[START OF Data to process]

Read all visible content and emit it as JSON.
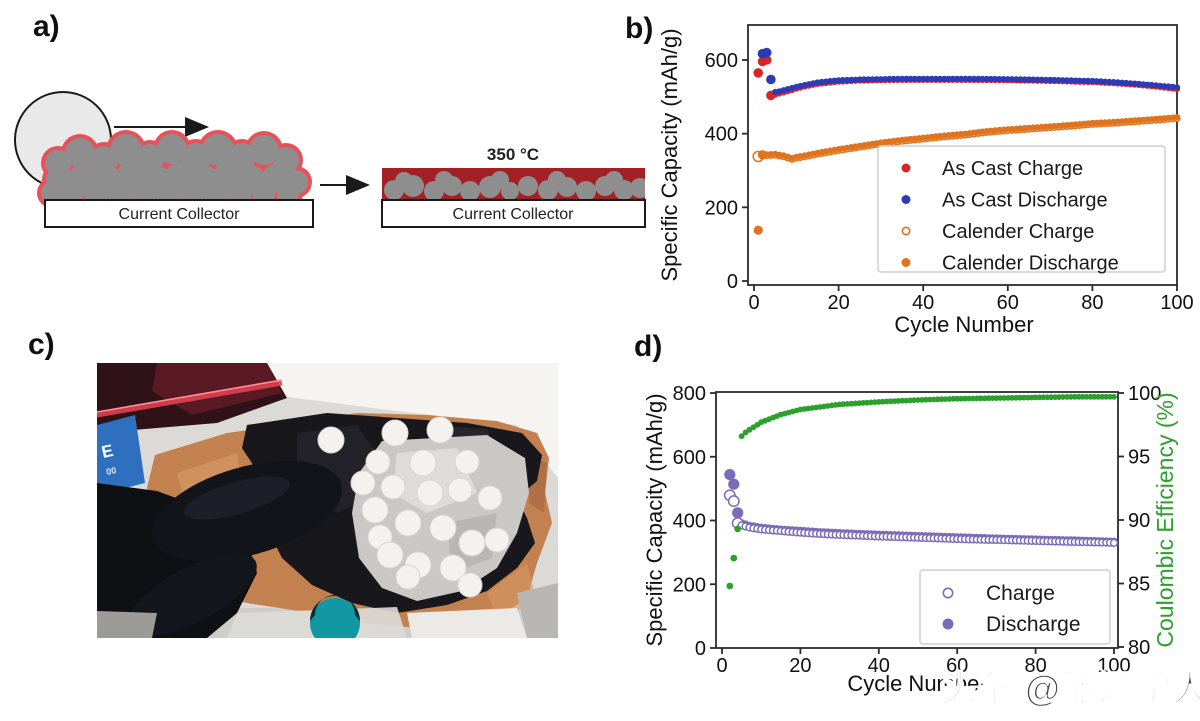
{
  "panel_labels": {
    "a": "a)",
    "b": "b)",
    "c": "c)",
    "d": "d)"
  },
  "panel_a": {
    "temperature_label": "350 °C",
    "current_collector_left": "Current Collector",
    "current_collector_right": "Current Collector"
  },
  "panel_c": {
    "box_text_lines": [
      "E",
      "00"
    ]
  },
  "watermark": {
    "text": "头条 @能源学人"
  },
  "chart_data": [
    {
      "id": "b",
      "type": "scatter",
      "title": "",
      "xlabel": "Cycle Number",
      "ylabel": "Specific Capacity (mAh/g)",
      "xlim": [
        0,
        100
      ],
      "ylim": [
        0,
        700
      ],
      "xticks": [
        0,
        20,
        40,
        60,
        80,
        100
      ],
      "yticks": [
        0,
        200,
        400,
        600
      ],
      "grid": false,
      "legend_position": "lower right",
      "legend_entries": [
        {
          "label": "As Cast Charge",
          "color": "#d62728",
          "marker": "filled"
        },
        {
          "label": "As Cast Discharge",
          "color": "#2c3ab5",
          "marker": "filled"
        },
        {
          "label": "Calender Charge",
          "color": "#e0731d",
          "marker": "open"
        },
        {
          "label": "Calender Discharge",
          "color": "#e0731d",
          "marker": "filled"
        }
      ],
      "series": [
        {
          "name": "Calender Charge",
          "color": "#e0731d",
          "marker": "open",
          "size": 3.0,
          "size_big": 5.0,
          "big_until": 1,
          "anchors": [
            [
              1,
              338
            ],
            [
              3,
              341
            ],
            [
              5,
              342
            ],
            [
              7,
              338
            ],
            [
              9,
              331
            ],
            [
              10,
              334
            ],
            [
              12,
              338
            ],
            [
              15,
              345
            ],
            [
              20,
              355
            ],
            [
              25,
              364
            ],
            [
              30,
              373
            ],
            [
              35,
              380
            ],
            [
              40,
              386
            ],
            [
              45,
              392
            ],
            [
              50,
              397
            ],
            [
              55,
              404
            ],
            [
              60,
              409
            ],
            [
              65,
              413
            ],
            [
              70,
              417
            ],
            [
              75,
              421
            ],
            [
              80,
              426
            ],
            [
              85,
              429
            ],
            [
              90,
              433
            ],
            [
              95,
              437
            ],
            [
              100,
              442
            ]
          ]
        },
        {
          "name": "Calender Discharge",
          "color": "#e0731d",
          "marker": "filled",
          "size": 3.1,
          "size_big": 4.6,
          "big_until": 2,
          "anchors": [
            [
              1,
              138
            ],
            [
              2,
              343
            ],
            [
              3,
              344
            ],
            [
              5,
              345
            ],
            [
              7,
              341
            ],
            [
              9,
              334
            ],
            [
              10,
              337
            ],
            [
              12,
              341
            ],
            [
              15,
              348
            ],
            [
              20,
              358
            ],
            [
              25,
              367
            ],
            [
              30,
              376
            ],
            [
              35,
              383
            ],
            [
              40,
              389
            ],
            [
              45,
              395
            ],
            [
              50,
              400
            ],
            [
              55,
              407
            ],
            [
              60,
              412
            ],
            [
              65,
              416
            ],
            [
              70,
              420
            ],
            [
              75,
              424
            ],
            [
              80,
              429
            ],
            [
              85,
              432
            ],
            [
              90,
              436
            ],
            [
              95,
              440
            ],
            [
              100,
              445
            ]
          ]
        },
        {
          "name": "As Cast Charge",
          "color": "#d62728",
          "marker": "filled",
          "size": 3.1,
          "size_big": 4.8,
          "big_until": 4,
          "anchors": [
            [
              1,
              565
            ],
            [
              2,
              596
            ],
            [
              3,
              600
            ],
            [
              4,
              504
            ],
            [
              5,
              506
            ],
            [
              6,
              509
            ],
            [
              8,
              515
            ],
            [
              10,
              522
            ],
            [
              12,
              528
            ],
            [
              15,
              535
            ],
            [
              20,
              541
            ],
            [
              25,
              544
            ],
            [
              30,
              545
            ],
            [
              35,
              546
            ],
            [
              40,
              546
            ],
            [
              50,
              546
            ],
            [
              60,
              545
            ],
            [
              70,
              543
            ],
            [
              80,
              540
            ],
            [
              85,
              537
            ],
            [
              90,
              533
            ],
            [
              95,
              528
            ],
            [
              100,
              521
            ]
          ]
        },
        {
          "name": "As Cast Discharge",
          "color": "#2c3ab5",
          "marker": "filled",
          "size": 3.1,
          "size_big": 4.8,
          "big_until": 4,
          "anchors": [
            [
              2,
              617
            ],
            [
              3,
              620
            ],
            [
              4,
              547
            ],
            [
              5,
              513
            ],
            [
              6,
              515
            ],
            [
              8,
              521
            ],
            [
              10,
              527
            ],
            [
              12,
              532
            ],
            [
              15,
              539
            ],
            [
              20,
              545
            ],
            [
              25,
              547
            ],
            [
              30,
              548
            ],
            [
              35,
              549
            ],
            [
              40,
              549
            ],
            [
              50,
              549
            ],
            [
              60,
              548
            ],
            [
              70,
              546
            ],
            [
              80,
              543
            ],
            [
              85,
              540
            ],
            [
              90,
              536
            ],
            [
              95,
              531
            ],
            [
              100,
              526
            ]
          ]
        }
      ]
    },
    {
      "id": "d",
      "type": "scatter",
      "title": "",
      "xlabel": "Cycle Number",
      "ylabel": "Specific Capacity (mAh/g)",
      "ylabel_right": "Coulombic Efficiency (%)",
      "ylabel_right_color": "#2ca02c",
      "xlim": [
        0,
        100
      ],
      "ylim": [
        0,
        800
      ],
      "ylim_right": [
        80,
        100
      ],
      "xticks": [
        0,
        20,
        40,
        60,
        80,
        100
      ],
      "yticks": [
        0,
        200,
        400,
        600,
        800
      ],
      "yticks_right": [
        80,
        85,
        90,
        95,
        100
      ],
      "grid": false,
      "legend_position": "lower right",
      "legend_entries": [
        {
          "label": "Charge",
          "color": "#7a6cb6",
          "marker": "open"
        },
        {
          "label": "Discharge",
          "color": "#7a6cb6",
          "marker": "filled"
        }
      ],
      "series": [
        {
          "name": "Discharge",
          "color": "#7a6cb6",
          "marker": "filled",
          "size": 3.6,
          "size_big": 5.6,
          "big_until": 4,
          "anchors": [
            [
              2,
              544
            ],
            [
              3,
              514
            ],
            [
              4,
              424
            ],
            [
              5,
              393
            ],
            [
              7,
              385
            ],
            [
              10,
              379
            ],
            [
              15,
              373
            ],
            [
              20,
              369
            ],
            [
              25,
              365
            ],
            [
              30,
              362
            ],
            [
              40,
              357
            ],
            [
              50,
              353
            ],
            [
              60,
              349
            ],
            [
              70,
              345
            ],
            [
              80,
              342
            ],
            [
              90,
              339
            ],
            [
              100,
              335
            ]
          ]
        },
        {
          "name": "Charge",
          "color": "#7a6cb6",
          "marker": "open",
          "size": 3.4,
          "size_big": 5.2,
          "big_until": 4,
          "anchors": [
            [
              2,
              479
            ],
            [
              3,
              461
            ],
            [
              4,
              392
            ],
            [
              5,
              385
            ],
            [
              7,
              378
            ],
            [
              10,
              372
            ],
            [
              15,
              367
            ],
            [
              20,
              362
            ],
            [
              25,
              358
            ],
            [
              30,
              355
            ],
            [
              40,
              350
            ],
            [
              50,
              346
            ],
            [
              60,
              342
            ],
            [
              70,
              339
            ],
            [
              80,
              336
            ],
            [
              90,
              333
            ],
            [
              100,
              330
            ]
          ]
        },
        {
          "name": "Coulombic Efficiency",
          "color": "#2ca02c",
          "marker": "filled",
          "axis": "right",
          "size": 2.9,
          "size_big": 3.4,
          "big_until": 4,
          "anchors": [
            [
              2,
              84.8
            ],
            [
              3,
              87.0
            ],
            [
              4,
              89.3
            ],
            [
              5,
              96.6
            ],
            [
              6,
              96.9
            ],
            [
              8,
              97.3
            ],
            [
              10,
              97.7
            ],
            [
              15,
              98.3
            ],
            [
              20,
              98.7
            ],
            [
              25,
              98.9
            ],
            [
              30,
              99.1
            ],
            [
              40,
              99.3
            ],
            [
              50,
              99.45
            ],
            [
              60,
              99.55
            ],
            [
              70,
              99.6
            ],
            [
              80,
              99.65
            ],
            [
              90,
              99.7
            ],
            [
              100,
              99.7
            ]
          ]
        }
      ]
    }
  ]
}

[END OF Data to process]

State the number of lines in these entries that include the string "name". Provide nothing beyond that number.

▶ [Written response]:
7